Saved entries
>>

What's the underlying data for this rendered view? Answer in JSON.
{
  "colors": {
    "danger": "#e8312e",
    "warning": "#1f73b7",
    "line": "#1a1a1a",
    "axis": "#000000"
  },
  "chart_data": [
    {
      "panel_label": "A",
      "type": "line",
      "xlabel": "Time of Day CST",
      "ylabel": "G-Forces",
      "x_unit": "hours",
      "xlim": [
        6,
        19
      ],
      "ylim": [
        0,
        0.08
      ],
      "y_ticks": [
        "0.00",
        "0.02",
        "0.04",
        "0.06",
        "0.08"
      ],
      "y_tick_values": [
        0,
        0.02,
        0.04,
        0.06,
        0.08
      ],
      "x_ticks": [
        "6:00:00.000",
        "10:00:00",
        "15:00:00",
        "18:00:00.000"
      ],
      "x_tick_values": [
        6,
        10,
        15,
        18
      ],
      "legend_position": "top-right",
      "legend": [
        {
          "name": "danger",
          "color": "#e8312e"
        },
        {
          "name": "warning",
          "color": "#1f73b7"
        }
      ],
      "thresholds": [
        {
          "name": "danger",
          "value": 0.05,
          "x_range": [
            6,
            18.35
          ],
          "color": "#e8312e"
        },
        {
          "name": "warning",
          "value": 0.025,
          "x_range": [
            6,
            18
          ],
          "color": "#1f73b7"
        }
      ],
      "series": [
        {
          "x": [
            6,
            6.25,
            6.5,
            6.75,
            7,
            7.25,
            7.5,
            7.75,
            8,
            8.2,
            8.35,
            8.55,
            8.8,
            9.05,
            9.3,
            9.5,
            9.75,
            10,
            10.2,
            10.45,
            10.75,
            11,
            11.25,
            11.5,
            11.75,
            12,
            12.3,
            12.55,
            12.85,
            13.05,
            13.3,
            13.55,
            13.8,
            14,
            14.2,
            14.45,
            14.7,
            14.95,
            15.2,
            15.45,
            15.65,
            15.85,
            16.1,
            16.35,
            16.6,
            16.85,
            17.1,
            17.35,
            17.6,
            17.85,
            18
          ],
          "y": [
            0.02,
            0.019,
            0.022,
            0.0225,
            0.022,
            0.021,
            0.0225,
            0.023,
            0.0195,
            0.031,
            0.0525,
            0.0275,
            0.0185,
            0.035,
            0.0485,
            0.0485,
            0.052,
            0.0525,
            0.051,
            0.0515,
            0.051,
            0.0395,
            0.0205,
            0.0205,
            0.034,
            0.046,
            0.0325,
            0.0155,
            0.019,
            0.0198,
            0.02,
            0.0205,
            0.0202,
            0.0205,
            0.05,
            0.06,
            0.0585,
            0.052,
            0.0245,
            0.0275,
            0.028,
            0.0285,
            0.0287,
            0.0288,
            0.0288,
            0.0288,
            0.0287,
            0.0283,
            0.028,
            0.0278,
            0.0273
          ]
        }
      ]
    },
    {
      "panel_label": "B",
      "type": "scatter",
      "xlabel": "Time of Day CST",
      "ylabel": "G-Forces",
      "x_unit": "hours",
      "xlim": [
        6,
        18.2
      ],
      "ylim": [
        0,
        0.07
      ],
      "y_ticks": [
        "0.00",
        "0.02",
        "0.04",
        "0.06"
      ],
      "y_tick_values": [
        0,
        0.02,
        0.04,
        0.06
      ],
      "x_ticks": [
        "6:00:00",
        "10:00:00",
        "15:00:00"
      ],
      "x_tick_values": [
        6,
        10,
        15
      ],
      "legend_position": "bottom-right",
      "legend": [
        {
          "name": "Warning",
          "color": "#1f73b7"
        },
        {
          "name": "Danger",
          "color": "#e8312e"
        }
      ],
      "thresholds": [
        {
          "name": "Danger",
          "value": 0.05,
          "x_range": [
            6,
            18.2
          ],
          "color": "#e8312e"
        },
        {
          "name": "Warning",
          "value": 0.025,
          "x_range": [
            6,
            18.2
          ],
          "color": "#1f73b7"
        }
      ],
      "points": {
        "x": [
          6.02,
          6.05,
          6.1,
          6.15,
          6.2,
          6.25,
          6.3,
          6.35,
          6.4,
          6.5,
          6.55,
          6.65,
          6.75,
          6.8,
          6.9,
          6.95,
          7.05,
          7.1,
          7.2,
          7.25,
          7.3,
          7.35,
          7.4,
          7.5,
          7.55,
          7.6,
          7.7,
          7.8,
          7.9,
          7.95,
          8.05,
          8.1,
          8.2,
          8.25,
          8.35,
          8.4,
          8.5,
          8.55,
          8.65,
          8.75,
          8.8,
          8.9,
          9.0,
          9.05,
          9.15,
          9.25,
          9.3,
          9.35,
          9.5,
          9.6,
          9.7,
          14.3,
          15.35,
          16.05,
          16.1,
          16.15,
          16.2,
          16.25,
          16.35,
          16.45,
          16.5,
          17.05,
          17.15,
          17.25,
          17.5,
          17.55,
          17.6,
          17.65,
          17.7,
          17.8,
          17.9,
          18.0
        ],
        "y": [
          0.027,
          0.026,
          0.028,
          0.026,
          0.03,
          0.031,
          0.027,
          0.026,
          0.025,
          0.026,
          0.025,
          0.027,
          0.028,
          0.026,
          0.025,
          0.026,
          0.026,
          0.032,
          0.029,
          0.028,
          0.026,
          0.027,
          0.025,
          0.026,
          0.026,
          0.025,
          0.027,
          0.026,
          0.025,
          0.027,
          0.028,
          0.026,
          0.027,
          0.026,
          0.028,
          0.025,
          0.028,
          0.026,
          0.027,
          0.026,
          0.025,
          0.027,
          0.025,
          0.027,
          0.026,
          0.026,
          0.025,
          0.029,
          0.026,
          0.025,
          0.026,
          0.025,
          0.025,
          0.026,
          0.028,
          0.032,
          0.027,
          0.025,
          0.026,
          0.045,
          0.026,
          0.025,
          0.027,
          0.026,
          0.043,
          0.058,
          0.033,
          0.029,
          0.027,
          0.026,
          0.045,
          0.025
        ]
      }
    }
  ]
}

<<

Aim of the task:
Extract every line above exactly as it stands.

Answer to the exercise:
What's the underlying data for this rendered view? Answer in JSON.
{
  "colors": {
    "danger": "#e8312e",
    "warning": "#1f73b7",
    "line": "#1a1a1a",
    "axis": "#000000"
  },
  "chart_data": [
    {
      "panel_label": "A",
      "type": "line",
      "xlabel": "Time of Day CST",
      "ylabel": "G-Forces",
      "x_unit": "hours",
      "xlim": [
        6,
        19
      ],
      "ylim": [
        0,
        0.08
      ],
      "y_ticks": [
        "0.00",
        "0.02",
        "0.04",
        "0.06",
        "0.08"
      ],
      "y_tick_values": [
        0,
        0.02,
        0.04,
        0.06,
        0.08
      ],
      "x_ticks": [
        "6:00:00.000",
        "10:00:00",
        "15:00:00",
        "18:00:00.000"
      ],
      "x_tick_values": [
        6,
        10,
        15,
        18
      ],
      "legend_position": "top-right",
      "legend": [
        {
          "name": "danger",
          "color": "#e8312e"
        },
        {
          "name": "warning",
          "color": "#1f73b7"
        }
      ],
      "thresholds": [
        {
          "name": "danger",
          "value": 0.05,
          "x_range": [
            6,
            18.35
          ],
          "color": "#e8312e"
        },
        {
          "name": "warning",
          "value": 0.025,
          "x_range": [
            6,
            18
          ],
          "color": "#1f73b7"
        }
      ],
      "series": [
        {
          "x": [
            6,
            6.25,
            6.5,
            6.75,
            7,
            7.25,
            7.5,
            7.75,
            8,
            8.2,
            8.35,
            8.55,
            8.8,
            9.05,
            9.3,
            9.5,
            9.75,
            10,
            10.2,
            10.45,
            10.75,
            11,
            11.25,
            11.5,
            11.75,
            12,
            12.3,
            12.55,
            12.85,
            13.05,
            13.3,
            13.55,
            13.8,
            14,
            14.2,
            14.45,
            14.7,
            14.95,
            15.2,
            15.45,
            15.65,
            15.85,
            16.1,
            16.35,
            16.6,
            16.85,
            17.1,
            17.35,
            17.6,
            17.85,
            18
          ],
          "y": [
            0.02,
            0.019,
            0.022,
            0.0225,
            0.022,
            0.021,
            0.0225,
            0.023,
            0.0195,
            0.031,
            0.0525,
            0.0275,
            0.0185,
            0.035,
            0.0485,
            0.0485,
            0.052,
            0.0525,
            0.051,
            0.0515,
            0.051,
            0.0395,
            0.0205,
            0.0205,
            0.034,
            0.046,
            0.0325,
            0.0155,
            0.019,
            0.0198,
            0.02,
            0.0205,
            0.0202,
            0.0205,
            0.05,
            0.06,
            0.0585,
            0.052,
            0.0245,
            0.0275,
            0.028,
            0.0285,
            0.0287,
            0.0288,
            0.0288,
            0.0288,
            0.0287,
            0.0283,
            0.028,
            0.0278,
            0.0273
          ]
        }
      ]
    },
    {
      "panel_label": "B",
      "type": "scatter",
      "xlabel": "Time of Day CST",
      "ylabel": "G-Forces",
      "x_unit": "hours",
      "xlim": [
        6,
        18.2
      ],
      "ylim": [
        0,
        0.07
      ],
      "y_ticks": [
        "0.00",
        "0.02",
        "0.04",
        "0.06"
      ],
      "y_tick_values": [
        0,
        0.02,
        0.04,
        0.06
      ],
      "x_ticks": [
        "6:00:00",
        "10:00:00",
        "15:00:00"
      ],
      "x_tick_values": [
        6,
        10,
        15
      ],
      "legend_position": "bottom-right",
      "legend": [
        {
          "name": "Warning",
          "color": "#1f73b7"
        },
        {
          "name": "Danger",
          "color": "#e8312e"
        }
      ],
      "thresholds": [
        {
          "name": "Danger",
          "value": 0.05,
          "x_range": [
            6,
            18.2
          ],
          "color": "#e8312e"
        },
        {
          "name": "Warning",
          "value": 0.025,
          "x_range": [
            6,
            18.2
          ],
          "color": "#1f73b7"
        }
      ],
      "points": {
        "x": [
          6.02,
          6.05,
          6.1,
          6.15,
          6.2,
          6.25,
          6.3,
          6.35,
          6.4,
          6.5,
          6.55,
          6.65,
          6.75,
          6.8,
          6.9,
          6.95,
          7.05,
          7.1,
          7.2,
          7.25,
          7.3,
          7.35,
          7.4,
          7.5,
          7.55,
          7.6,
          7.7,
          7.8,
          7.9,
          7.95,
          8.05,
          8.1,
          8.2,
          8.25,
          8.35,
          8.4,
          8.5,
          8.55,
          8.65,
          8.75,
          8.8,
          8.9,
          9.0,
          9.05,
          9.15,
          9.25,
          9.3,
          9.35,
          9.5,
          9.6,
          9.7,
          14.3,
          15.35,
          16.05,
          16.1,
          16.15,
          16.2,
          16.25,
          16.35,
          16.45,
          16.5,
          17.05,
          17.15,
          17.25,
          17.5,
          17.55,
          17.6,
          17.65,
          17.7,
          17.8,
          17.9,
          18.0
        ],
        "y": [
          0.027,
          0.026,
          0.028,
          0.026,
          0.03,
          0.031,
          0.027,
          0.026,
          0.025,
          0.026,
          0.025,
          0.027,
          0.028,
          0.026,
          0.025,
          0.026,
          0.026,
          0.032,
          0.029,
          0.028,
          0.026,
          0.027,
          0.025,
          0.026,
          0.026,
          0.025,
          0.027,
          0.026,
          0.025,
          0.027,
          0.028,
          0.026,
          0.027,
          0.026,
          0.028,
          0.025,
          0.028,
          0.026,
          0.027,
          0.026,
          0.025,
          0.027,
          0.025,
          0.027,
          0.026,
          0.026,
          0.025,
          0.029,
          0.026,
          0.025,
          0.026,
          0.025,
          0.025,
          0.026,
          0.028,
          0.032,
          0.027,
          0.025,
          0.026,
          0.045,
          0.026,
          0.025,
          0.027,
          0.026,
          0.043,
          0.058,
          0.033,
          0.029,
          0.027,
          0.026,
          0.045,
          0.025
        ]
      }
    }
  ]
}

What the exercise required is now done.